### EXERCICES:
**A)** Veuillez indiquer si chacune des affirmations suivantes concorde avec le texte sur le jeu vidéo et l’emprise, en répondant par oui ou par non et en citant les mots décisifs du texte. (i) Un objet se contrôle de l’intérieur. (ii) La maîtrise du dispositif est la clé du plaisir à jouer aux jeux vidéo. (iii) Le jeu vidéo excessif concerne surtout des adultes âgés.
**B)** Résumez en deux phrases le texte sur le jeu vidéo et l’emprise.
**C)** Poursuivez le texte sur le jeu vidéo et l’emprise à partir de sa dernière phrase.

------ SOURCE ------

S’agissant d’emprise, le jeu vidéo est une activité idéale. D’abord parce qu’il ne s’agit pas uniquement d’un objet, mais d’un espace à contrôler parfaitement. Un objet se contrôle de l’extérieur, tandis que les jeux vidéo abaissent la frontière entre le soi et le monde extérieur. La maitrise se fait de l’intérieur. Elle concerne les éléments du décor, les objets mobiles dont il faut connaitre les trajectoires de collision, les alliés et l’adversaire dont il faut connaitre les positions et les capacités, et enfin les éléments de l’interface. La maitrise du dispositif est la clé du plaisir à jouer aux jeux vidéo. C’est elle qui ouvre aux plaisirs de la sensation de flux (Csikszentmihalyi, 1975) et au jeu créatif. Le jeu vidéo excessif, parce qu’il concerne dans la très grande majorité des cas à des personnes encore aux prises avec le processus pubertaire, est à comprendre comme une tentative de trouver un objet sur lequel exercer la pulsion d’emprise.

------ LIGNES AFFICHÉES ------

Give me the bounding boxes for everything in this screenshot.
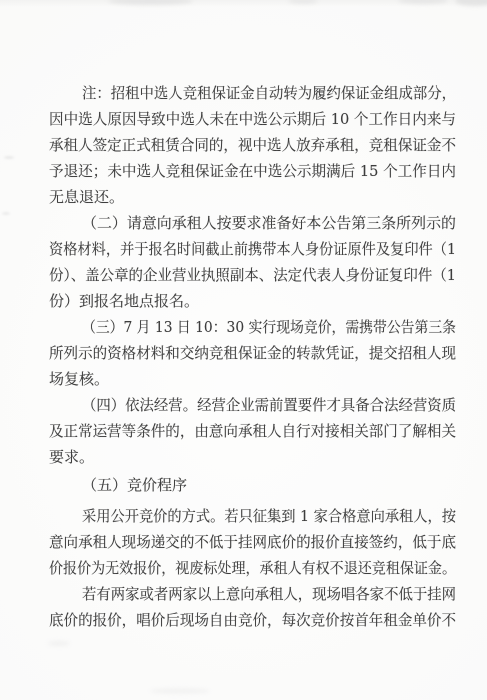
text-line: 所列示的资格材料和交纳竞租保证金的转款凭证，提交招租人现 xyxy=(49,340,456,366)
paragraph-bidding-procedure-multiple-bidders: 若有两家或者两家以上意向承租人，现场唱各家不低于挂网底价的报价，唱价后现场自由竞… xyxy=(49,581,456,633)
text-line-content: 所列示的资格材料和交纳竞租保证金的转款凭证，提交招租人现 xyxy=(49,340,456,366)
text-line-content: 份）、盖公章的企业营业执照副本、法定代表人身份证复印件（1 xyxy=(49,262,456,288)
scan-smudge xyxy=(4,156,14,159)
text-line: 采用公开竞价的方式。若只征集到 1 家合格意向承租人，按 xyxy=(49,503,456,529)
text-line-content: （四）依法经营。经营企业需前置要件才具备合法经营资质 xyxy=(82,392,456,418)
text-line-content: 无息退还。 xyxy=(49,184,124,210)
paragraph-item-3-onsite-bidding-time: （三）7 月 13 日 10：30 实行现场竞价，需携带公告第三条所列示的资格材… xyxy=(49,314,456,392)
paragraph-item-5-bidding-procedure-heading: （五）竞价程序 xyxy=(49,472,456,498)
text-line: 底价的报价，唱价后现场自由竞价，每次竞价按首年租金单价不 xyxy=(49,607,456,633)
text-line: 场复核。 xyxy=(49,366,456,392)
text-line: 份）、盖公章的企业营业执照副本、法定代表人身份证复印件（1 xyxy=(49,262,456,288)
scan-smudge xyxy=(48,641,70,646)
paragraph-item-4-lawful-operation: （四）依法经营。经营企业需前置要件才具备合法经营资质及正常运营等条件的，由意向承… xyxy=(49,392,456,470)
text-line: 资格材料，并于报名时间截止前携带本人身份证原件及复印件（1 xyxy=(49,236,456,262)
text-line: 因中选人原因导致中选人未在中选公示期后 10 个工作日内来与 xyxy=(49,106,456,132)
text-line: 份）到报名地点报名。 xyxy=(49,288,456,314)
text-line-content: 要求。 xyxy=(49,444,94,470)
text-line-content: 若有两家或者两家以上意向承租人，现场唱各家不低于挂网 xyxy=(82,581,456,607)
text-line-content: 及正常运营等条件的，由意向承租人自行对接相关部门了解相关 xyxy=(49,418,456,444)
text-line: 要求。 xyxy=(49,444,456,470)
scan-smudge xyxy=(2,212,10,215)
text-line: （三）7 月 13 日 10：30 实行现场竞价，需携带公告第三条 xyxy=(49,314,456,340)
text-line: 予退还；未中选人竞租保证金在中选公示期满后 15 个工作日内 xyxy=(49,158,456,184)
paragraph-bidding-procedure-single-bidder: 采用公开竞价的方式。若只征集到 1 家合格意向承租人，按意向承租人现场递交的不低… xyxy=(49,503,456,581)
scan-smudge xyxy=(150,688,210,694)
paragraph-deposit-note: 注：招租中选人竞租保证金自动转为履约保证金组成部分，因中选人原因导致中选人未在中… xyxy=(49,80,456,210)
text-line-content: 因中选人原因导致中选人未在中选公示期后 10 个工作日内来与 xyxy=(49,106,456,132)
text-line: 无息退还。 xyxy=(49,184,456,210)
text-line-content: 承租人签定正式租赁合同的，视中选人放弃承租，竞租保证金不 xyxy=(49,132,456,158)
text-line: （五）竞价程序 xyxy=(49,472,456,498)
text-line-content: 采用公开竞价的方式。若只征集到 1 家合格意向承租人，按 xyxy=(82,503,456,529)
document-page: 注：招租中选人竞租保证金自动转为履约保证金组成部分，因中选人原因导致中选人未在中… xyxy=(0,0,487,700)
text-line-content: 予退还；未中选人竞租保证金在中选公示期满后 15 个工作日内 xyxy=(49,158,456,184)
text-line-content: 意向承租人现场递交的不低于挂网底价的报价直接签约，低于底 xyxy=(49,529,456,555)
text-line-content: 价报价为无效报价，视废标处理，承租人有权不退还竞租保证金。 xyxy=(49,555,456,581)
text-line-content: （五）竞价程序 xyxy=(82,472,187,498)
text-line: 注：招租中选人竞租保证金自动转为履约保证金组成部分， xyxy=(49,80,456,106)
text-line-content: 场复核。 xyxy=(49,366,109,392)
document-body: 注：招租中选人竞租保证金自动转为履约保证金组成部分，因中选人原因导致中选人未在中… xyxy=(49,80,456,633)
text-line-content: 资格材料，并于报名时间截止前携带本人身份证原件及复印件（1 xyxy=(49,236,456,262)
text-line-content: （二）请意向承租人按要求准备好本公告第三条所列示的 xyxy=(82,210,456,236)
text-line: （四）依法经营。经营企业需前置要件才具备合法经营资质 xyxy=(49,392,456,418)
text-line: 若有两家或者两家以上意向承租人，现场唱各家不低于挂网 xyxy=(49,581,456,607)
text-line: （二）请意向承租人按要求准备好本公告第三条所列示的 xyxy=(49,210,456,236)
paragraph-item-2-registration-materials: （二）请意向承租人按要求准备好本公告第三条所列示的资格材料，并于报名时间截止前携… xyxy=(49,210,456,314)
text-line-content: （三）7 月 13 日 10：30 实行现场竞价，需携带公告第三条 xyxy=(82,314,456,340)
text-line-content: 底价的报价，唱价后现场自由竞价，每次竞价按首年租金单价不 xyxy=(49,607,456,633)
text-line: 意向承租人现场递交的不低于挂网底价的报价直接签约，低于底 xyxy=(49,529,456,555)
text-line-content: 注：招租中选人竞租保证金自动转为履约保证金组成部分， xyxy=(82,80,456,106)
text-line: 承租人签定正式租赁合同的，视中选人放弃承租，竞租保证金不 xyxy=(49,132,456,158)
text-line: 价报价为无效报价，视废标处理，承租人有权不退还竞租保证金。 xyxy=(49,555,456,581)
text-line-content: 份）到报名地点报名。 xyxy=(49,288,199,314)
text-line: 及正常运营等条件的，由意向承租人自行对接相关部门了解相关 xyxy=(49,418,456,444)
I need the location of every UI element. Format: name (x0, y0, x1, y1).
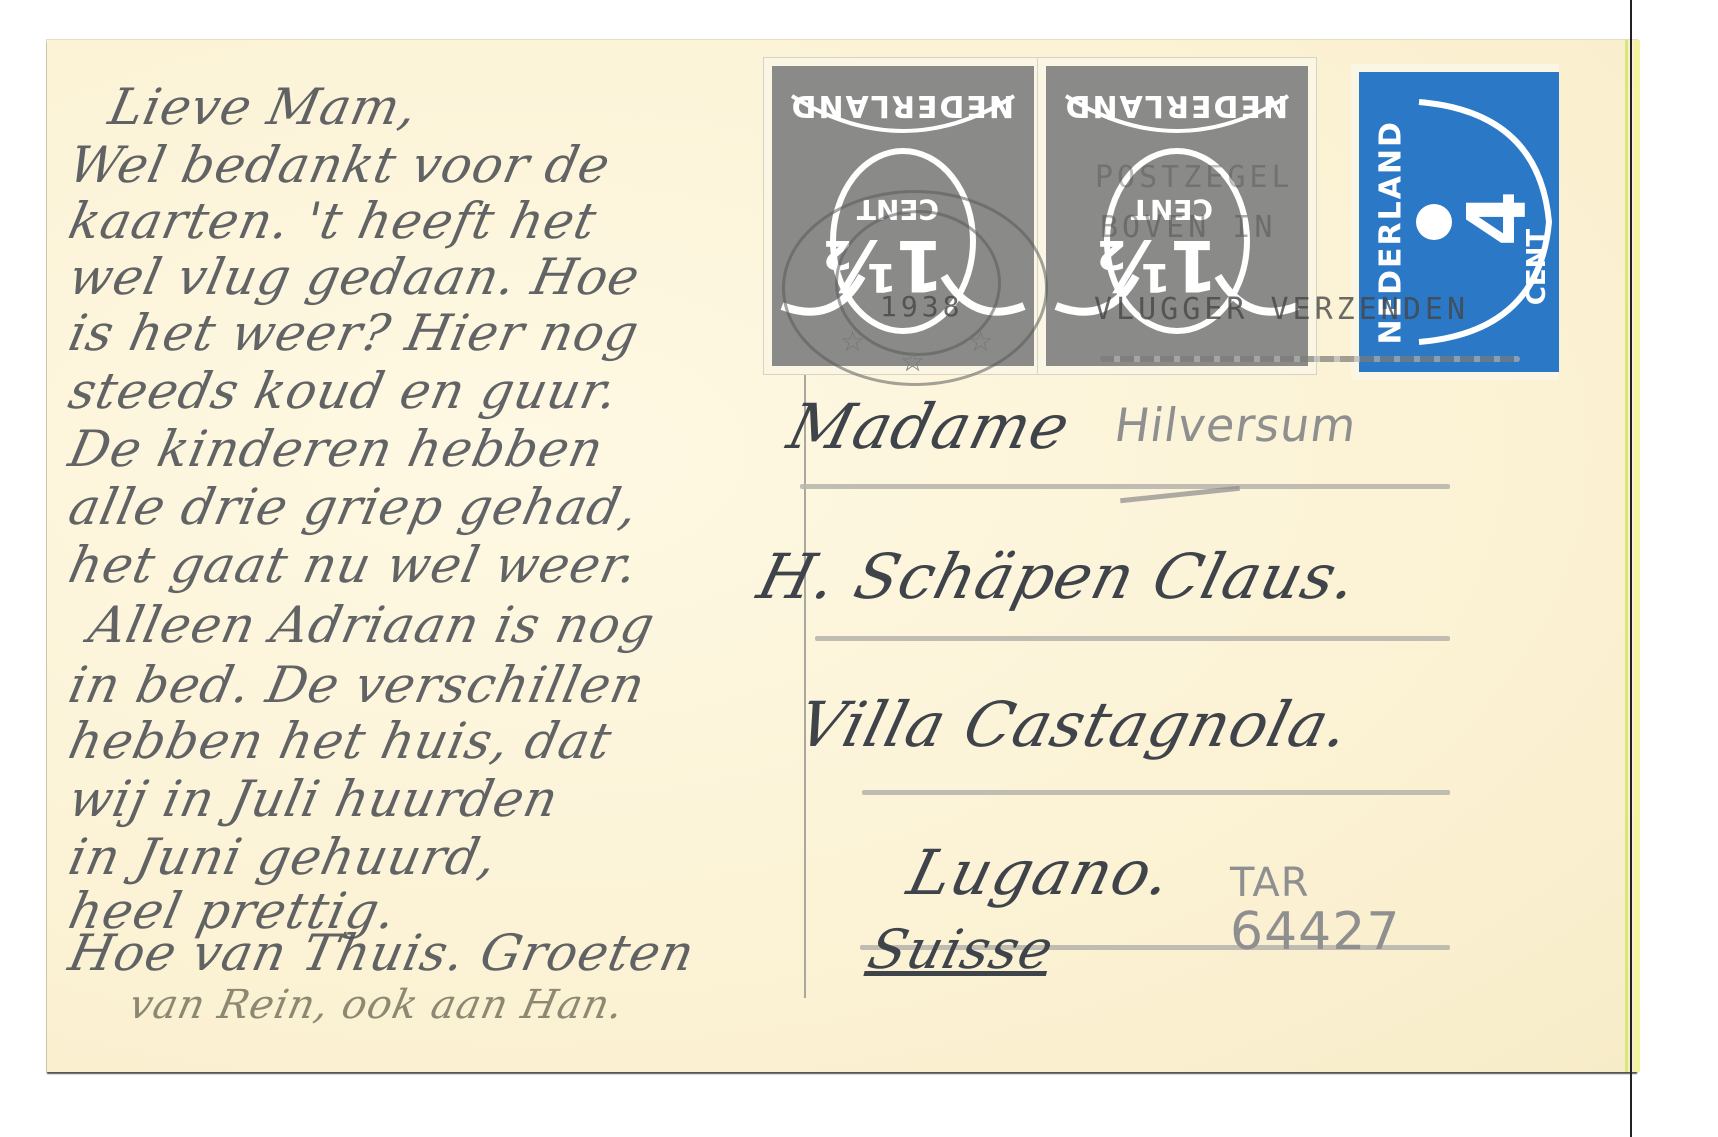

------

### RÉPONSES PAR EXERCICE:
**A)**
(i) Non : « Un objet se contrôle de l’extérieur ».
(ii) Oui : « La maitrise du dispositif est la clé du plaisir à jouer aux jeux vidéo. »
(iii) Non : « des personnes encore aux prises avec le processus pubertaire ».

**B)** Le jeu vidéo est présenté comme une activité idéale pour l’emprise, car il offre un espace à maîtriser de l’intérieur : décor, objets mobiles, alliés, adversaire et interface. Cette maîtrise est la clé du plaisir de jouer et ouvre à la sensation de flux et au jeu créatif, tandis que le jeu excessif, qui touche surtout des personnes aux prises avec la puberté, se comprend comme une tentative de trouver un objet sur lequel exercer la pulsion d’emprise.

**C)**
La décharge pulsionnelle est facilitée par le contexte ludique. Le jeu, par la régression, autorise la traduction dans la vie consciente d’éléments qui sont habituellement réprimés. Dans le jeu libre, toutes les composantes psychiques sont susceptibles de faire l’objet d’une telle libération. Le jeu vidéo est focalisé sur les émotions de base, et laisse peu de place à des émotions ou scénarii fantasmatiques plus riches et complexes comme la sollicitude ou l’empathie. Cette limitation n’est pas celle du jeu vidéo en soi. Les formes littéraires ne sont pas encapsulées dans le livre. La bande dessinée a par ailleurs montré que l’on pouvait sortir du schéma de la quarantaine de pages mis en place par la bande-dessinée franco-belge dans les années 1960. Des jeux comme Heavy Rain (1991) ou Journey et leur succès commercial montrent l’émergence de nouveaux genres, et la présence de nouveaux publics

La plupart des jeux vidéo dramatisent la recherche de l’objet ultime : une bombe qui donne un avantage décisif, une arme surpuissance, une armure qui résiste à tout… L’accès à cet objet est long, pénible, souvent périlleux et le joueur doit souvent faire des choix tactiques. Doit-il miser sur un objet qui va accroitre ses capacités, mais dont l’acquisition est compliquée. Ou doit-il plutôt faire avec ce dont il dispose, le plus souvent en grande quantités, et pour des coûts ridicules. La question est en écho aux fantasmes des adolescents qui craignent et envient les adultes pour tous les pouvoirs (imaginaires et réels) dont ils disposent. L’adolescent doit lui aussi faire des choix au jour le jour pour décider s’il s’engage dans un travail long et difficile de transformation de soi ou s’il fait avec ce qu’il a. Le plus souvent, il ne fait pas de choix. Il s’engage dans les transformations que lui impose la puberté, tandis qu’il garde le bénéfice que les fixations et les régressions infantiles lui apportent.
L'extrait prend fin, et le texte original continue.